(Entries from a visual dataset)
※

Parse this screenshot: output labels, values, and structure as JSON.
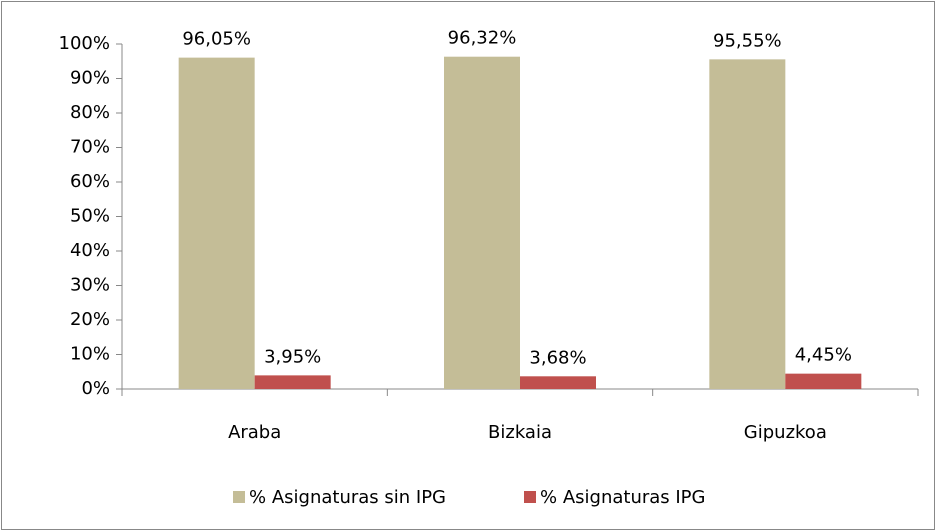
{
  "chart_data": {
    "type": "bar",
    "categories": [
      "Araba",
      "Bizkaia",
      "Gipuzkoa"
    ],
    "series": [
      {
        "name": "% Asignaturas sin IPG",
        "color": "#c4bd97",
        "values": [
          96.05,
          96.32,
          95.55
        ],
        "value_labels": [
          "96,05%",
          "96,32%",
          "95,55%"
        ]
      },
      {
        "name": "% Asignaturas IPG",
        "color": "#c0504d",
        "values": [
          3.95,
          3.68,
          4.45
        ],
        "value_labels": [
          "3,95%",
          "3,68%",
          "4,45%"
        ]
      }
    ],
    "ylim": [
      0,
      100
    ],
    "yticks": [
      {
        "value": 0,
        "label": "0%"
      },
      {
        "value": 10,
        "label": "10%"
      },
      {
        "value": 20,
        "label": "20%"
      },
      {
        "value": 30,
        "label": "30%"
      },
      {
        "value": 40,
        "label": "40%"
      },
      {
        "value": 50,
        "label": "50%"
      },
      {
        "value": 60,
        "label": "60%"
      },
      {
        "value": 70,
        "label": "70%"
      },
      {
        "value": 80,
        "label": "80%"
      },
      {
        "value": 90,
        "label": "90%"
      },
      {
        "value": 100,
        "label": "100%"
      }
    ],
    "grid": false,
    "legend": "bottom"
  }
}
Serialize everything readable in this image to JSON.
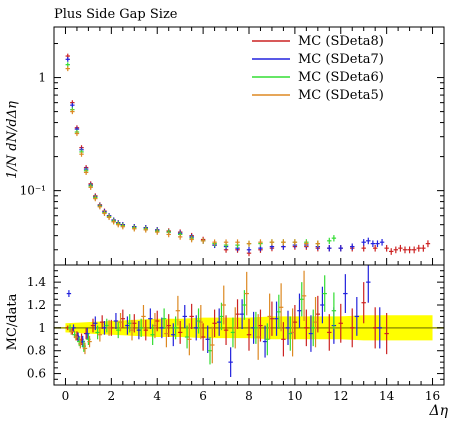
{
  "chart_data": [
    {
      "type": "line",
      "title": "Plus Side Gap Size",
      "xlabel": "Δη",
      "ylabel": "1/N dN/dΔη",
      "yscale": "log",
      "ylim": [
        0.022,
        2.8
      ],
      "xlim": [
        -0.5,
        16.5
      ],
      "y_ticks": [
        {
          "value": 1,
          "label": "1"
        },
        {
          "value": 0.1,
          "label": "10⁻¹"
        }
      ],
      "legend_position": "top-right",
      "series": [
        {
          "name": "MC (SDeta8)",
          "color": "#cc2222",
          "x": [
            0.1,
            0.3,
            0.5,
            0.7,
            0.9,
            1.1,
            1.3,
            1.5,
            1.7,
            1.9,
            2.1,
            2.3,
            2.5,
            3.0,
            3.5,
            4.0,
            4.5,
            5.0,
            5.5,
            6.0,
            6.5,
            7.0,
            7.5,
            8.0,
            8.5,
            9.0,
            9.5,
            10.0,
            10.5,
            11.0,
            11.5,
            12.0,
            12.5,
            13.0,
            13.5,
            14.0,
            14.2,
            14.4,
            14.6,
            14.8,
            15.0,
            15.2,
            15.4,
            15.6,
            15.8
          ],
          "y": [
            1.55,
            0.6,
            0.36,
            0.24,
            0.16,
            0.115,
            0.09,
            0.075,
            0.066,
            0.06,
            0.055,
            0.052,
            0.05,
            0.048,
            0.047,
            0.045,
            0.044,
            0.043,
            0.04,
            0.037,
            0.033,
            0.03,
            0.03,
            0.028,
            0.03,
            0.031,
            0.032,
            0.032,
            0.032,
            0.031,
            0.031,
            0.031,
            0.031,
            0.031,
            0.031,
            0.031,
            0.029,
            0.03,
            0.031,
            0.03,
            0.03,
            0.03,
            0.031,
            0.031,
            0.034
          ]
        },
        {
          "name": "MC (SDeta7)",
          "color": "#2222dd",
          "x": [
            0.1,
            0.3,
            0.5,
            0.7,
            0.9,
            1.1,
            1.3,
            1.5,
            1.7,
            1.9,
            2.1,
            2.3,
            2.5,
            3.0,
            3.5,
            4.0,
            4.5,
            5.0,
            5.5,
            6.0,
            6.5,
            7.0,
            7.5,
            8.0,
            8.5,
            9.0,
            9.5,
            10.0,
            10.5,
            11.0,
            11.5,
            12.0,
            12.5,
            13.0,
            13.2,
            13.4,
            13.6,
            13.8
          ],
          "y": [
            1.45,
            0.57,
            0.35,
            0.23,
            0.155,
            0.112,
            0.088,
            0.074,
            0.065,
            0.06,
            0.055,
            0.052,
            0.05,
            0.048,
            0.047,
            0.045,
            0.043,
            0.042,
            0.039,
            0.036,
            0.033,
            0.032,
            0.031,
            0.03,
            0.031,
            0.032,
            0.032,
            0.033,
            0.033,
            0.032,
            0.031,
            0.031,
            0.032,
            0.035,
            0.036,
            0.034,
            0.034,
            0.035
          ]
        },
        {
          "name": "MC (SDeta6)",
          "color": "#33dd33",
          "x": [
            0.1,
            0.3,
            0.5,
            0.7,
            0.9,
            1.1,
            1.3,
            1.5,
            1.7,
            1.9,
            2.1,
            2.3,
            2.5,
            3.0,
            3.5,
            4.0,
            4.5,
            5.0,
            5.5,
            6.0,
            6.5,
            7.0,
            7.5,
            8.0,
            8.5,
            9.0,
            9.5,
            10.0,
            10.5,
            11.0,
            11.5,
            11.7
          ],
          "y": [
            1.3,
            0.52,
            0.33,
            0.22,
            0.15,
            0.11,
            0.087,
            0.073,
            0.064,
            0.059,
            0.054,
            0.051,
            0.049,
            0.047,
            0.046,
            0.044,
            0.043,
            0.041,
            0.038,
            0.036,
            0.034,
            0.033,
            0.033,
            0.034,
            0.034,
            0.035,
            0.035,
            0.035,
            0.035,
            0.034,
            0.036,
            0.038
          ]
        },
        {
          "name": "MC (SDeta5)",
          "color": "#dd8822",
          "x": [
            0.1,
            0.3,
            0.5,
            0.7,
            0.9,
            1.1,
            1.3,
            1.5,
            1.7,
            1.9,
            2.1,
            2.3,
            2.5,
            3.0,
            3.5,
            4.0,
            4.5,
            5.0,
            5.5,
            6.0,
            6.5,
            7.0,
            7.5,
            8.0,
            8.5,
            9.0,
            9.5,
            10.0,
            10.5,
            11.0
          ],
          "y": [
            1.2,
            0.5,
            0.32,
            0.21,
            0.145,
            0.107,
            0.085,
            0.072,
            0.063,
            0.058,
            0.053,
            0.05,
            0.048,
            0.046,
            0.045,
            0.043,
            0.041,
            0.039,
            0.037,
            0.036,
            0.035,
            0.035,
            0.035,
            0.034,
            0.035,
            0.035,
            0.035,
            0.035,
            0.034,
            0.034
          ]
        }
      ]
    },
    {
      "type": "scatter",
      "ylabel": "MC/data",
      "xlabel": "Δη",
      "xlim": [
        -0.5,
        16.5
      ],
      "ylim": [
        0.5,
        1.55
      ],
      "x_ticks": [
        {
          "value": 0,
          "label": "0"
        },
        {
          "value": 2,
          "label": "2"
        },
        {
          "value": 4,
          "label": "4"
        },
        {
          "value": 6,
          "label": "6"
        },
        {
          "value": 8,
          "label": "8"
        },
        {
          "value": 10,
          "label": "10"
        },
        {
          "value": 12,
          "label": "12"
        },
        {
          "value": 14,
          "label": "14"
        },
        {
          "value": 16,
          "label": "16"
        }
      ],
      "y_ticks": [
        {
          "value": 0.6,
          "label": "0.6"
        },
        {
          "value": 0.8,
          "label": "0.8"
        },
        {
          "value": 1,
          "label": "1"
        },
        {
          "value": 1.2,
          "label": "1.2"
        },
        {
          "value": 1.4,
          "label": "1.4"
        }
      ],
      "reference_line": 1,
      "band_color": "#ffff00",
      "line_color": "#999900",
      "band": {
        "x": [
          0,
          1,
          2,
          3,
          4,
          5,
          6,
          7,
          8,
          9,
          10,
          11,
          12,
          13,
          14,
          15,
          16
        ],
        "lo": [
          0.96,
          0.95,
          0.94,
          0.93,
          0.92,
          0.92,
          0.91,
          0.91,
          0.91,
          0.9,
          0.9,
          0.9,
          0.9,
          0.89,
          0.89,
          0.89,
          0.89
        ],
        "hi": [
          1.04,
          1.05,
          1.06,
          1.07,
          1.08,
          1.08,
          1.09,
          1.09,
          1.09,
          1.1,
          1.1,
          1.1,
          1.1,
          1.11,
          1.11,
          1.11,
          1.11
        ]
      },
      "series": [
        {
          "name": "MC (SDeta8)",
          "color": "#cc2222",
          "x": [
            0.1,
            0.3,
            0.5,
            0.7,
            0.9,
            1.2,
            1.6,
            2.0,
            2.5,
            3.0,
            3.5,
            4.0,
            4.5,
            5.0,
            5.5,
            6.0,
            6.5,
            7.0,
            7.5,
            8.0,
            8.5,
            9.0,
            9.5,
            10.0,
            10.5,
            11.0,
            11.5,
            12.0,
            12.5,
            13.0,
            13.5,
            14.0
          ],
          "y": [
            1.0,
            0.97,
            0.93,
            0.9,
            0.95,
            1.02,
            1.05,
            1.0,
            1.08,
            1.04,
            0.98,
            1.06,
            1.02,
            0.96,
            1.1,
            0.92,
            1.04,
            0.98,
            1.12,
            0.94,
            1.02,
            1.08,
            0.9,
            1.05,
            1.0,
            1.12,
            0.96,
            1.04,
            1.0,
            1.22,
            1.0,
            0.95
          ],
          "err": [
            0.02,
            0.03,
            0.04,
            0.05,
            0.05,
            0.06,
            0.06,
            0.07,
            0.08,
            0.08,
            0.09,
            0.09,
            0.1,
            0.1,
            0.11,
            0.12,
            0.12,
            0.13,
            0.13,
            0.14,
            0.14,
            0.15,
            0.15,
            0.15,
            0.16,
            0.16,
            0.16,
            0.17,
            0.17,
            0.18,
            0.18,
            0.18
          ]
        },
        {
          "name": "MC (SDeta7)",
          "color": "#2222dd",
          "x": [
            0.15,
            0.35,
            0.55,
            0.75,
            0.95,
            1.3,
            1.7,
            2.2,
            2.7,
            3.2,
            3.7,
            4.2,
            4.7,
            5.2,
            5.7,
            6.2,
            6.7,
            7.2,
            7.7,
            8.2,
            8.7,
            9.2,
            9.7,
            10.2,
            10.7,
            11.2,
            11.7,
            12.2,
            12.7,
            13.2,
            13.7
          ],
          "y": [
            1.3,
            1.0,
            0.92,
            0.88,
            0.95,
            1.04,
            1.0,
            1.06,
            1.02,
            0.98,
            1.08,
            1.0,
            0.94,
            1.1,
            1.0,
            0.9,
            1.05,
            0.7,
            1.12,
            1.0,
            0.88,
            1.08,
            1.0,
            1.15,
            0.95,
            1.2,
            1.02,
            1.3,
            1.1,
            1.4,
            1.0
          ],
          "err": [
            0.03,
            0.03,
            0.04,
            0.05,
            0.05,
            0.06,
            0.06,
            0.07,
            0.08,
            0.08,
            0.09,
            0.09,
            0.1,
            0.1,
            0.11,
            0.12,
            0.12,
            0.13,
            0.13,
            0.14,
            0.14,
            0.15,
            0.15,
            0.15,
            0.16,
            0.16,
            0.16,
            0.17,
            0.17,
            0.18,
            0.18
          ]
        },
        {
          "name": "MC (SDeta6)",
          "color": "#33dd33",
          "x": [
            0.2,
            0.4,
            0.6,
            0.8,
            1.0,
            1.4,
            1.8,
            2.3,
            2.8,
            3.3,
            3.8,
            4.3,
            4.8,
            5.3,
            5.8,
            6.3,
            6.8,
            7.3,
            7.8,
            8.3,
            8.8,
            9.3,
            9.8,
            10.3,
            10.8,
            11.3,
            11.7
          ],
          "y": [
            1.0,
            0.94,
            0.88,
            0.84,
            0.9,
            0.96,
            1.02,
            0.98,
            1.04,
            1.0,
            0.94,
            1.08,
            1.0,
            0.92,
            1.06,
            0.8,
            1.1,
            0.96,
            1.2,
            1.0,
            0.9,
            1.14,
            0.95,
            1.25,
            1.0,
            1.3,
            1.15
          ],
          "err": [
            0.03,
            0.03,
            0.04,
            0.05,
            0.05,
            0.06,
            0.06,
            0.07,
            0.08,
            0.08,
            0.09,
            0.09,
            0.1,
            0.1,
            0.11,
            0.12,
            0.12,
            0.13,
            0.13,
            0.14,
            0.14,
            0.15,
            0.15,
            0.15,
            0.16,
            0.16,
            0.16
          ]
        },
        {
          "name": "MC (SDeta5)",
          "color": "#dd8822",
          "x": [
            0.25,
            0.45,
            0.65,
            0.85,
            1.05,
            1.5,
            1.9,
            2.4,
            2.9,
            3.4,
            3.9,
            4.4,
            4.9,
            5.4,
            5.9,
            6.4,
            6.9,
            7.4,
            7.9,
            8.4,
            8.9,
            9.4,
            9.9,
            10.4,
            10.9
          ],
          "y": [
            0.97,
            0.92,
            0.86,
            0.82,
            0.88,
            0.94,
            1.0,
            1.05,
            0.98,
            1.1,
            1.02,
            0.95,
            1.15,
            0.9,
            1.05,
            0.85,
            1.2,
            1.0,
            1.3,
            0.92,
            1.1,
            1.18,
            0.96,
            1.28,
            1.05
          ],
          "err": [
            0.03,
            0.03,
            0.04,
            0.05,
            0.05,
            0.06,
            0.07,
            0.08,
            0.09,
            0.1,
            0.11,
            0.12,
            0.13,
            0.14,
            0.15,
            0.16,
            0.17,
            0.18,
            0.19,
            0.2,
            0.2,
            0.21,
            0.21,
            0.22,
            0.22
          ]
        }
      ]
    }
  ]
}
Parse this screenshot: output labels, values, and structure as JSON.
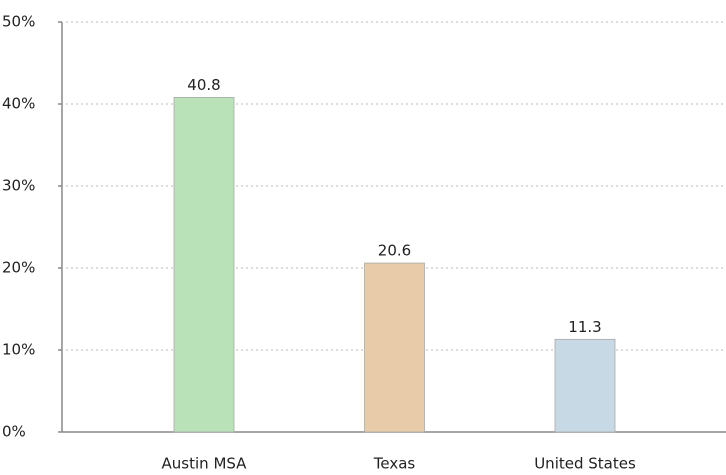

※

• Request
In how many lines of the data does the string "Asignaturas" appear? Give only the number.

• Answer in full
2